Goal of the exercise: Repeat every line of the material, character for character.

(Saved entries)
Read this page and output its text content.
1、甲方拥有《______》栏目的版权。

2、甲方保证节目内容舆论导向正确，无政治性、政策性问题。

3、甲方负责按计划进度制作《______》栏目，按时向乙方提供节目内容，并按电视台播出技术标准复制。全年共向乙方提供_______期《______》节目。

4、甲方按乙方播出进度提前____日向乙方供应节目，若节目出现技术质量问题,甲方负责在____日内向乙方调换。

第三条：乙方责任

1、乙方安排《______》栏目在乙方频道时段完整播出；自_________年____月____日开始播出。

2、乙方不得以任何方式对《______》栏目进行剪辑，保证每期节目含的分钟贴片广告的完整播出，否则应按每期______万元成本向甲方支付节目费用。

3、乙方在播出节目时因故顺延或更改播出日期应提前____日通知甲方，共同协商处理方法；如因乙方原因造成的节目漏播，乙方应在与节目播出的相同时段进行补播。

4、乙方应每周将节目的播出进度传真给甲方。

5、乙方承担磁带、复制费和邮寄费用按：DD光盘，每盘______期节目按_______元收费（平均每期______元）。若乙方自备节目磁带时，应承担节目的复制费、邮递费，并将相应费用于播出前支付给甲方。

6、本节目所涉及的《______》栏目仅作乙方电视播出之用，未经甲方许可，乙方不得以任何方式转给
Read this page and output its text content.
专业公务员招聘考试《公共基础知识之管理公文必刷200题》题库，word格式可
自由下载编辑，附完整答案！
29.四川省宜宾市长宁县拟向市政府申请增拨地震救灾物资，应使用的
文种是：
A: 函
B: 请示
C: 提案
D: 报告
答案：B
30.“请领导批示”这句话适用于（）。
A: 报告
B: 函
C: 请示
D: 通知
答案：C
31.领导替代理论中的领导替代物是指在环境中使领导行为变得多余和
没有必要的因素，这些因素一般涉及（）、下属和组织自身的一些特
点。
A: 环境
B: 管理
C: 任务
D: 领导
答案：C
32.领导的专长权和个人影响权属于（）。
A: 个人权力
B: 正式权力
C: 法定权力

Full solution:
Read this page and output its text content.
1、甲方拥有《______》栏目的版权。

2、甲方保证节目内容舆论导向正确，无政治性、政策性问题。

3、甲方负责按计划进度制作《______》栏目，按时向乙方提供节目内容，并按电视台播出技术标准复制。全年共向乙方提供_______期《______》节目。

4、甲方按乙方播出进度提前____日向乙方供应节目，若节目出现技术质量问题,甲方负责在____日内向乙方调换。

第三条：乙方责任

1、乙方安排《______》栏目在乙方频道时段完整播出；自_________年____月____日开始播出。

2、乙方不得以任何方式对《______》栏目进行剪辑，保证每期节目含的分钟贴片广告的完整播出，否则应按每期______万元成本向甲方支付节目费用。

3、乙方在播出节目时因故顺延或更改播出日期应提前____日通知甲方，共同协商处理方法；如因乙方原因造成的节目漏播，乙方应在与节目播出的相同时段进行补播。

4、乙方应每周将节目的播出进度传真给甲方。

5、乙方承担磁带、复制费和邮寄费用按：DD光盘，每盘______期节目按_______元收费（平均每期______元）。若乙方自备节目磁带时，应承担节目的复制费、邮递费，并将相应费用于播出前支付给甲方。

6、本节目所涉及的《______》栏目仅作乙方电视播出之用，未经甲方许可，乙方不得以任何方式转给
Read this page and output its text content.
专业公务员招聘考试《公共基础知识之管理公文必刷200题》题库，word格式可
自由下载编辑，附完整答案！
29.四川省宜宾市长宁县拟向市政府申请增拨地震救灾物资，应使用的
文种是：
A: 函
B: 请示
C: 提案
D: 报告
答案：B
30.“请领导批示”这句话适用于（）。
A: 报告
B: 函
C: 请示
D: 通知
答案：C
31.领导替代理论中的领导替代物是指在环境中使领导行为变得多余和
没有必要的因素，这些因素一般涉及（）、下属和组织自身的一些特
点。
A: 环境
B: 管理
C: 任务
D: 领导
答案：C
32.领导的专长权和个人影响权属于（）。
A: 个人权力
B: 正式权力
C: 法定权力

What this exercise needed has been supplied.